What is asked >>
Reproduce the material exactly, omitting nothing.

Input for this task >>
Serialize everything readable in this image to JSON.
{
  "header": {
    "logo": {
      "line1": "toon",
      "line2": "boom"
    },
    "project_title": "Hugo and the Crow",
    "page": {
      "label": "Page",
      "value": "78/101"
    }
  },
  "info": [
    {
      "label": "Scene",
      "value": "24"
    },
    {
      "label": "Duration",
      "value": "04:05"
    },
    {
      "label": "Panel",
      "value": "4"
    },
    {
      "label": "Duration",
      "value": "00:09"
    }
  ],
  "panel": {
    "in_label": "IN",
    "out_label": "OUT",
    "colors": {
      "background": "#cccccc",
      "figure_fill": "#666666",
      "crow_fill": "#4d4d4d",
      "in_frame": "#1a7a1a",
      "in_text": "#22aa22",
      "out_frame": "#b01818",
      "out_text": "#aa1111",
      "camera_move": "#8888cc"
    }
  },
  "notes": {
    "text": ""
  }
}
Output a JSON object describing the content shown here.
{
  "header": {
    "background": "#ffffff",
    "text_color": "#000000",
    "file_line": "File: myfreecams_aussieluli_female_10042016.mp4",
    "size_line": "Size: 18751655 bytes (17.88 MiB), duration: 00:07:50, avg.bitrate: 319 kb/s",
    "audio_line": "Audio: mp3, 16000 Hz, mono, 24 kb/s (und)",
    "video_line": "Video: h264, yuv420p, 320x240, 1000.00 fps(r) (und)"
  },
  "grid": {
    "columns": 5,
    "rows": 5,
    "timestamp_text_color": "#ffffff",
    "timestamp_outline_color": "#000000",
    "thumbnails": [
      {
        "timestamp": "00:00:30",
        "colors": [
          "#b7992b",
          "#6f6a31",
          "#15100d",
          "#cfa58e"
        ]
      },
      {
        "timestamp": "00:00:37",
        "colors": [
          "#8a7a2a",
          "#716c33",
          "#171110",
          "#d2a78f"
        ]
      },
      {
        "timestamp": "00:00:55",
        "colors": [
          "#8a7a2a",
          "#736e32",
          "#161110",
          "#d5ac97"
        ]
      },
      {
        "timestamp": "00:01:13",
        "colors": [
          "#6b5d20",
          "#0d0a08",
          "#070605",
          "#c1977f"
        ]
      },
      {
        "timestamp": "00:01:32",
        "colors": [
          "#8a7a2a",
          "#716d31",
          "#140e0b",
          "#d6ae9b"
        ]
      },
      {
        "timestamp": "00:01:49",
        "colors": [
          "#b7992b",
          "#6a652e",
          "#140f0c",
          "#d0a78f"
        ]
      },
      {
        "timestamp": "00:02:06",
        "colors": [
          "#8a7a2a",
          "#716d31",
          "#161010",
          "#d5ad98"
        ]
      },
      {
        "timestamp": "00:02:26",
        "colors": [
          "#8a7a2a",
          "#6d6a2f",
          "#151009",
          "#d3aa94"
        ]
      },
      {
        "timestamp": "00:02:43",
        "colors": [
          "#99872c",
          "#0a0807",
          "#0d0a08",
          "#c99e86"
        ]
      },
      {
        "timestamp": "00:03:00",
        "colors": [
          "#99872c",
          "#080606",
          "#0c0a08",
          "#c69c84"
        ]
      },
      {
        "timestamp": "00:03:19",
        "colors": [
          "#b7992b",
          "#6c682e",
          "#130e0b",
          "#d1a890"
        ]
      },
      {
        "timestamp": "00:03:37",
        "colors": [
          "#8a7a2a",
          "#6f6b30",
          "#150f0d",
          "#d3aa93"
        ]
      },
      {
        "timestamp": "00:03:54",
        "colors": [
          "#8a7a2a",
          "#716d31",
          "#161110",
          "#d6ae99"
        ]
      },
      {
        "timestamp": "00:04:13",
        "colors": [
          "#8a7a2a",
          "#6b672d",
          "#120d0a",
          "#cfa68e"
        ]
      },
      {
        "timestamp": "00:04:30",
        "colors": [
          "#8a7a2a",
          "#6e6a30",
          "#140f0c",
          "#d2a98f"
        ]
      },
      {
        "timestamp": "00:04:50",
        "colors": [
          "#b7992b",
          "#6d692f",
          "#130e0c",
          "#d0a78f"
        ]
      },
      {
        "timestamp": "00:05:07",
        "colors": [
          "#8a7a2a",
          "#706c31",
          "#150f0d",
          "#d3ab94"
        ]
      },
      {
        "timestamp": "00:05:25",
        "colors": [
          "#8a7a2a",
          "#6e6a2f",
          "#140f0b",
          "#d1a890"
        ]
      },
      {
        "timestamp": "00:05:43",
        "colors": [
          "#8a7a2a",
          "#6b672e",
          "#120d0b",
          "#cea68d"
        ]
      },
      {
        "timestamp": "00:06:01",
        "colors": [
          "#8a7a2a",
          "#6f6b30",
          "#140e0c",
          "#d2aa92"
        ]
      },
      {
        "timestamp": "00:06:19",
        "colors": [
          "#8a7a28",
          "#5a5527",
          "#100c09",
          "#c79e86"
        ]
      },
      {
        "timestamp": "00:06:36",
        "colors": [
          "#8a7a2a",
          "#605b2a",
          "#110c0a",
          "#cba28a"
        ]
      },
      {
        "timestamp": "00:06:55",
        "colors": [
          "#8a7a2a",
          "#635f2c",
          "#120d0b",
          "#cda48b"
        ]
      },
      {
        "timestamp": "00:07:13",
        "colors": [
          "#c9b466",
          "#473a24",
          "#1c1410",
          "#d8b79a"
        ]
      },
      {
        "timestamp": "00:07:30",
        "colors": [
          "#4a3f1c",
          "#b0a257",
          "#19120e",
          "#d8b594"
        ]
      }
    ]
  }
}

Final result >>
Serialize everything readable in this image to JSON.
{
  "header": {
    "logo": {
      "line1": "toon",
      "line2": "boom"
    },
    "project_title": "Hugo and the Crow",
    "page": {
      "label": "Page",
      "value": "78/101"
    }
  },
  "info": [
    {
      "label": "Scene",
      "value": "24"
    },
    {
      "label": "Duration",
      "value": "04:05"
    },
    {
      "label": "Panel",
      "value": "4"
    },
    {
      "label": "Duration",
      "value": "00:09"
    }
  ],
  "panel": {
    "in_label": "IN",
    "out_label": "OUT",
    "colors": {
      "background": "#cccccc",
      "figure_fill": "#666666",
      "crow_fill": "#4d4d4d",
      "in_frame": "#1a7a1a",
      "in_text": "#22aa22",
      "out_frame": "#b01818",
      "out_text": "#aa1111",
      "camera_move": "#8888cc"
    }
  },
  "notes": {
    "text": ""
  }
}
Output a JSON object describing the content shown here.
{
  "header": {
    "background": "#ffffff",
    "text_color": "#000000",
    "file_line": "File: myfreecams_aussieluli_female_10042016.mp4",
    "size_line": "Size: 18751655 bytes (17.88 MiB), duration: 00:07:50, avg.bitrate: 319 kb/s",
    "audio_line": "Audio: mp3, 16000 Hz, mono, 24 kb/s (und)",
    "video_line": "Video: h264, yuv420p, 320x240, 1000.00 fps(r) (und)"
  },
  "grid": {
    "columns": 5,
    "rows": 5,
    "timestamp_text_color": "#ffffff",
    "timestamp_outline_color": "#000000",
    "thumbnails": [
      {
        "timestamp": "00:00:30",
        "colors": [
          "#b7992b",
          "#6f6a31",
          "#15100d",
          "#cfa58e"
        ]
      },
      {
        "timestamp": "00:00:37",
        "colors": [
          "#8a7a2a",
          "#716c33",
          "#171110",
          "#d2a78f"
        ]
      },
      {
        "timestamp": "00:00:55",
        "colors": [
          "#8a7a2a",
          "#736e32",
          "#161110",
          "#d5ac97"
        ]
      },
      {
        "timestamp": "00:01:13",
        "colors": [
          "#6b5d20",
          "#0d0a08",
          "#070605",
          "#c1977f"
        ]
      },
      {
        "timestamp": "00:01:32",
        "colors": [
          "#8a7a2a",
          "#716d31",
          "#140e0b",
          "#d6ae9b"
        ]
      },
      {
        "timestamp": "00:01:49",
        "colors": [
          "#b7992b",
          "#6a652e",
          "#140f0c",
          "#d0a78f"
        ]
      },
      {
        "timestamp": "00:02:06",
        "colors": [
          "#8a7a2a",
          "#716d31",
          "#161010",
          "#d5ad98"
        ]
      },
      {
        "timestamp": "00:02:26",
        "colors": [
          "#8a7a2a",
          "#6d6a2f",
          "#151009",
          "#d3aa94"
        ]
      },
      {
        "timestamp": "00:02:43",
        "colors": [
          "#99872c",
          "#0a0807",
          "#0d0a08",
          "#c99e86"
        ]
      },
      {
        "timestamp": "00:03:00",
        "colors": [
          "#99872c",
          "#080606",
          "#0c0a08",
          "#c69c84"
        ]
      },
      {
        "timestamp": "00:03:19",
        "colors": [
          "#b7992b",
          "#6c682e",
          "#130e0b",
          "#d1a890"
        ]
      },
      {
        "timestamp": "00:03:37",
        "colors": [
          "#8a7a2a",
          "#6f6b30",
          "#150f0d",
          "#d3aa93"
        ]
      },
      {
        "timestamp": "00:03:54",
        "colors": [
          "#8a7a2a",
          "#716d31",
          "#161110",
          "#d6ae99"
        ]
      },
      {
        "timestamp": "00:04:13",
        "colors": [
          "#8a7a2a",
          "#6b672d",
          "#120d0a",
          "#cfa68e"
        ]
      },
      {
        "timestamp": "00:04:30",
        "colors": [
          "#8a7a2a",
          "#6e6a30",
          "#140f0c",
          "#d2a98f"
        ]
      },
      {
        "timestamp": "00:04:50",
        "colors": [
          "#b7992b",
          "#6d692f",
          "#130e0c",
          "#d0a78f"
        ]
      },
      {
        "timestamp": "00:05:07",
        "colors": [
          "#8a7a2a",
          "#706c31",
          "#150f0d",
          "#d3ab94"
        ]
      },
      {
        "timestamp": "00:05:25",
        "colors": [
          "#8a7a2a",
          "#6e6a2f",
          "#140f0b",
          "#d1a890"
        ]
      },
      {
        "timestamp": "00:05:43",
        "colors": [
          "#8a7a2a",
          "#6b672e",
          "#120d0b",
          "#cea68d"
        ]
      },
      {
        "timestamp": "00:06:01",
        "colors": [
          "#8a7a2a",
          "#6f6b30",
          "#140e0c",
          "#d2aa92"
        ]
      },
      {
        "timestamp": "00:06:19",
        "colors": [
          "#8a7a28",
          "#5a5527",
          "#100c09",
          "#c79e86"
        ]
      },
      {
        "timestamp": "00:06:36",
        "colors": [
          "#8a7a2a",
          "#605b2a",
          "#110c0a",
          "#cba28a"
        ]
      },
      {
        "timestamp": "00:06:55",
        "colors": [
          "#8a7a2a",
          "#635f2c",
          "#120d0b",
          "#cda48b"
        ]
      },
      {
        "timestamp": "00:07:13",
        "colors": [
          "#c9b466",
          "#473a24",
          "#1c1410",
          "#d8b79a"
        ]
      },
      {
        "timestamp": "00:07:30",
        "colors": [
          "#4a3f1c",
          "#b0a257",
          "#19120e",
          "#d8b594"
        ]
      }
    ]
  }
}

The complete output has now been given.